■ PROBLEM REQUIREMENTS
Every entry must be given again exactly.

[Collected data]
━━━
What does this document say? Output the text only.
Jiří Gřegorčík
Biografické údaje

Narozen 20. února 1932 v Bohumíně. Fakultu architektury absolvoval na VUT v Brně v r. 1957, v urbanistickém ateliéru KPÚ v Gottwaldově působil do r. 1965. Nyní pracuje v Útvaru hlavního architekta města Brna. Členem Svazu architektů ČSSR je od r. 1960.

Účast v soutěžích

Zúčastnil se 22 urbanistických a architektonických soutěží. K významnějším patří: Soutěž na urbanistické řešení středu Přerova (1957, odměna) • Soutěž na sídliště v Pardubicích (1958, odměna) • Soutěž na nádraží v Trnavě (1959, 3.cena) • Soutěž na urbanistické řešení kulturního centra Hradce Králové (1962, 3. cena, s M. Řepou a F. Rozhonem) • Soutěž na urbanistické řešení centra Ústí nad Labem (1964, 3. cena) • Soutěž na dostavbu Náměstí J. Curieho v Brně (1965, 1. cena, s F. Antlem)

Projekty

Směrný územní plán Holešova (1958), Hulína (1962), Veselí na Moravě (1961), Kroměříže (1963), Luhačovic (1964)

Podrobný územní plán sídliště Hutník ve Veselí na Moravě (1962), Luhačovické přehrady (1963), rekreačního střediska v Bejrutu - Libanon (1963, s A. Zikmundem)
━━━
■ OUTPUT OF THE EXERCISE
What does this document say? Output the text only.
Jiří Gřegorčík
Biografické údaje

Narozen 20. února 1932 v Bohumíně. Fakultu architektury absolvoval na VUT v Brně v r. 1957, v urbanistickém ateliéru KPÚ v Gottwaldově působil do r. 1965. Nyní pracuje v Útvaru hlavního architekta města Brna. Členem Svazu architektů ČSSR je od r. 1960.

Účast v soutěžích

Zúčastnil se 22 urbanistických a architektonických soutěží. K významnějším patří: Soutěž na urbanistické řešení středu Přerova (1957, odměna) • Soutěž na sídliště v Pardubicích (1958, odměna) • Soutěž na nádraží v Trnavě (1959, 3.cena) • Soutěž na urbanistické řešení kulturního centra Hradce Králové (1962, 3. cena, s M. Řepou a F. Rozhonem) • Soutěž na urbanistické řešení centra Ústí nad Labem (1964, 3. cena) • Soutěž na dostavbu Náměstí J. Curieho v Brně (1965, 1. cena, s F. Antlem)

Projekty

Směrný územní plán Holešova (1958), Hulína (1962), Veselí na Moravě (1961), Kroměříže (1963), Luhačovic (1964)

Podrobný územní plán sídliště Hutník ve Veselí na Moravě (1962), Luhačovické přehrady (1963), rekreačního střediska v Bejrutu - Libanon (1963, s A. Zikmundem)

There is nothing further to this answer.